>> Start

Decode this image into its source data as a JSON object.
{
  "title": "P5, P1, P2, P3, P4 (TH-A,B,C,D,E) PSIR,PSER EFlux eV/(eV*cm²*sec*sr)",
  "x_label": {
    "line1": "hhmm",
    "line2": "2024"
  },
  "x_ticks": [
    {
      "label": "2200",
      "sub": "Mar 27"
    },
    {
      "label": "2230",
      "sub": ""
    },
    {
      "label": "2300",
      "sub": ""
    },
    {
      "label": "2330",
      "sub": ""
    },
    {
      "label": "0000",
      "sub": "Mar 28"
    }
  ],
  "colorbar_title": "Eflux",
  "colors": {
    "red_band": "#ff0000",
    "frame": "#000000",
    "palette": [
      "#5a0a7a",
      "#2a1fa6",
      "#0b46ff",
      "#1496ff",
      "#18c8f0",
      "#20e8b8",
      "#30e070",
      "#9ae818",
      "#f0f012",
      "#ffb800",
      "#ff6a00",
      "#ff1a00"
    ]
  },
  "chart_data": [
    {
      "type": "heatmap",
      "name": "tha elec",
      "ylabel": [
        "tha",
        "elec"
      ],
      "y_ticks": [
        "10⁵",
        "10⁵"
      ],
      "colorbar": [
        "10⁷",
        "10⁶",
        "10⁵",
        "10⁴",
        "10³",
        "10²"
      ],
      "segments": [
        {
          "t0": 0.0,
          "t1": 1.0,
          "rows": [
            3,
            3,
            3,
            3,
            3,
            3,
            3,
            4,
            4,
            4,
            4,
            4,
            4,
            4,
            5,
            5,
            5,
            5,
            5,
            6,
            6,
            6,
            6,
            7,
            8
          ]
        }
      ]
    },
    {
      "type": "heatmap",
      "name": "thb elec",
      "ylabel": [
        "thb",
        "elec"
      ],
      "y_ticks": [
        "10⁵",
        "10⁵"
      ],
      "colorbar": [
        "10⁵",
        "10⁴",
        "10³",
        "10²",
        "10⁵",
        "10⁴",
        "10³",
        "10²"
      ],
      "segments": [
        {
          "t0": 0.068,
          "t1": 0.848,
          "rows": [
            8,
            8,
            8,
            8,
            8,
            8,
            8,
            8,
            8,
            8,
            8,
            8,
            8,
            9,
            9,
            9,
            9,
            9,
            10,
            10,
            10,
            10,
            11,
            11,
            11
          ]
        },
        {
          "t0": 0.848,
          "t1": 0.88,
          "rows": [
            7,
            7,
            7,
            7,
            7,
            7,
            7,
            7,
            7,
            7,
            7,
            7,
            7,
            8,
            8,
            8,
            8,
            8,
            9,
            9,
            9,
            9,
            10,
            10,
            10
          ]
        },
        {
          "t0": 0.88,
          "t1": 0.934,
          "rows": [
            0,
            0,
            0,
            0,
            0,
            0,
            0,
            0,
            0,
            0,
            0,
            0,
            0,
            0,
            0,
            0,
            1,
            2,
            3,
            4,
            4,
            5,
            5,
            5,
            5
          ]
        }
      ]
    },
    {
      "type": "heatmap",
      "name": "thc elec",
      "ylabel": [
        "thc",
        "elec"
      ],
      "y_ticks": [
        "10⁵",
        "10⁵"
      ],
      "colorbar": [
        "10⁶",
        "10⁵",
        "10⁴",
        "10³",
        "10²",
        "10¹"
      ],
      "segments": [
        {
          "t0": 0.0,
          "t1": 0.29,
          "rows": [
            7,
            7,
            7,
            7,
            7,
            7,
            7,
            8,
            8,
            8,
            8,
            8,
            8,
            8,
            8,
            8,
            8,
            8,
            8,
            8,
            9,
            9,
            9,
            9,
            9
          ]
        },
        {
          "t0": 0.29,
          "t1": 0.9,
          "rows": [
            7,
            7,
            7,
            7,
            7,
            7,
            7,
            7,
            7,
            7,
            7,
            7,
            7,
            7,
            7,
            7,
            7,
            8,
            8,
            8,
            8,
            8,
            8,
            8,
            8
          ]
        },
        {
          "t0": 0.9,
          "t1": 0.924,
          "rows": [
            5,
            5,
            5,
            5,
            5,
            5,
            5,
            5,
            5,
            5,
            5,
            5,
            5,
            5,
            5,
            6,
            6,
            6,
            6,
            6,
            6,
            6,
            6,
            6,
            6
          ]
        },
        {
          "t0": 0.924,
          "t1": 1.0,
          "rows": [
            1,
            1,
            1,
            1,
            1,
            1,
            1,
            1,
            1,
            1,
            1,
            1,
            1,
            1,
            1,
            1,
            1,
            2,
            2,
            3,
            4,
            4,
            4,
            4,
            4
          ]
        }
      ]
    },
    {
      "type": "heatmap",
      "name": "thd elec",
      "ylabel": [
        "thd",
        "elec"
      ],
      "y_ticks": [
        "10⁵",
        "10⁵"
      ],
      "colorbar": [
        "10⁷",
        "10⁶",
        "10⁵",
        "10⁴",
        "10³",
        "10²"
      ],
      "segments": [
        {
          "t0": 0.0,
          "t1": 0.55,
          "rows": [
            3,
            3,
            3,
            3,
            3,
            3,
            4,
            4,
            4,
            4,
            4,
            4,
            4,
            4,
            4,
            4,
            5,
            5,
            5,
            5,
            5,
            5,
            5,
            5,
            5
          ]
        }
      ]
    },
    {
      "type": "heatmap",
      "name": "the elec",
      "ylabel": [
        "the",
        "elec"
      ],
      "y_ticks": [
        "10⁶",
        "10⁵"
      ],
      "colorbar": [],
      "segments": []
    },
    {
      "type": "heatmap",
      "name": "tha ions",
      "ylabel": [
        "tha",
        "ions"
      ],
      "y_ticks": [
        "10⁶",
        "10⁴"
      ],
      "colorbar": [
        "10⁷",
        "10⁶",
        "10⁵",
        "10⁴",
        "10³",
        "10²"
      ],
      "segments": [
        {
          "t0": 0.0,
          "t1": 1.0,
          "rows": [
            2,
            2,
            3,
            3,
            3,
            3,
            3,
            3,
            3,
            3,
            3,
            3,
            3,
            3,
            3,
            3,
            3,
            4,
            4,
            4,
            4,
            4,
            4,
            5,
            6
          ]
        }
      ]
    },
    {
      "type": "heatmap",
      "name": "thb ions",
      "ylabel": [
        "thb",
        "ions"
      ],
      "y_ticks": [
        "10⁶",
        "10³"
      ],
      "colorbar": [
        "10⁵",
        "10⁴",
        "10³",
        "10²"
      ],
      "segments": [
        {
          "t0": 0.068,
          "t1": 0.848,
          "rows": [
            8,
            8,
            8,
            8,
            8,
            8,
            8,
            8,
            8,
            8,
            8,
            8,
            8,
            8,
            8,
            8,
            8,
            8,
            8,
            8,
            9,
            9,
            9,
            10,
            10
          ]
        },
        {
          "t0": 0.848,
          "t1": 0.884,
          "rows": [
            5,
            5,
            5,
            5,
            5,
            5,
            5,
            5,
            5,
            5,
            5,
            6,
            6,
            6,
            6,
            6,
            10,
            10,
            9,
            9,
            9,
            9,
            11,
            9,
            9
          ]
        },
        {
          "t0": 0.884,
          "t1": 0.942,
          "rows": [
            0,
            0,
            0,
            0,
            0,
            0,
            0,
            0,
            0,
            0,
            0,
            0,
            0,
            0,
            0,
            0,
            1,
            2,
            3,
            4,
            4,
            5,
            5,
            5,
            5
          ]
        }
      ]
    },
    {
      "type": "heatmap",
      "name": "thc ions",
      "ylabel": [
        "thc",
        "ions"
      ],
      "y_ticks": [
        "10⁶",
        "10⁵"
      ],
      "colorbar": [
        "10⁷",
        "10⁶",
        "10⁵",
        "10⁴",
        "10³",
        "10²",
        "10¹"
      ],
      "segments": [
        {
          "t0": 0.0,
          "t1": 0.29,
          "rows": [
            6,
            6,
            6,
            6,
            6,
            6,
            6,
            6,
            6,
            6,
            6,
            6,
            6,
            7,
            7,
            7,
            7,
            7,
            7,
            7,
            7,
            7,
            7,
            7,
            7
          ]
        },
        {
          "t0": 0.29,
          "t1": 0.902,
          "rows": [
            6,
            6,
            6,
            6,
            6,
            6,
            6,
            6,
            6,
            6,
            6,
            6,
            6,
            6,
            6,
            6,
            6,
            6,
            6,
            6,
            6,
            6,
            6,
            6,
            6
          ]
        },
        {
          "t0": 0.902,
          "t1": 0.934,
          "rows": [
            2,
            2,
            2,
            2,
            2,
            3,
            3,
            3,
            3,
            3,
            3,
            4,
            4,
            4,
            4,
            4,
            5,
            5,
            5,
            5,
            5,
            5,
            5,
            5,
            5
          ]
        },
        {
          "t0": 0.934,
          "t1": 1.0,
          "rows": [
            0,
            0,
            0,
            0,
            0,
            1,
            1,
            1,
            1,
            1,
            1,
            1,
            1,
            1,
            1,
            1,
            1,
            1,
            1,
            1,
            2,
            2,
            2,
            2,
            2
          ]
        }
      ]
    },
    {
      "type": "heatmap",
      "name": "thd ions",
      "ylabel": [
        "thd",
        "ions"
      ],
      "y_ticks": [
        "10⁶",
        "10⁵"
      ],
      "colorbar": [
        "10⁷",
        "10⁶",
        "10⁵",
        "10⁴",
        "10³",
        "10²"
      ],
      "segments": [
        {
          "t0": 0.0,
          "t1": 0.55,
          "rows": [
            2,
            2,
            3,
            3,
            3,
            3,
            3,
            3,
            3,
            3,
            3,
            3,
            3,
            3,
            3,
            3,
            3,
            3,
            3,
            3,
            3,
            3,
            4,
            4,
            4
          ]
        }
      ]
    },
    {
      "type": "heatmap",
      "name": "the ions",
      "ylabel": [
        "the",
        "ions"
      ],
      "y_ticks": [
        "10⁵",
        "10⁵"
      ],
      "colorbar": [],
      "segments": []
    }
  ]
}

>> End

• [Written task]:
Copy out every line of the listing that includes the string "name".

• [Completed exercise]:
      "name": "tha elec",
      "name": "thb elec",
      "name": "thc elec",
      "name": "thd elec",
      "name": "the elec",
      "name": "tha ions",
      "name": "thb ions",
      "name": "thc ions",
      "name": "thd ions",
      "name": "the ions",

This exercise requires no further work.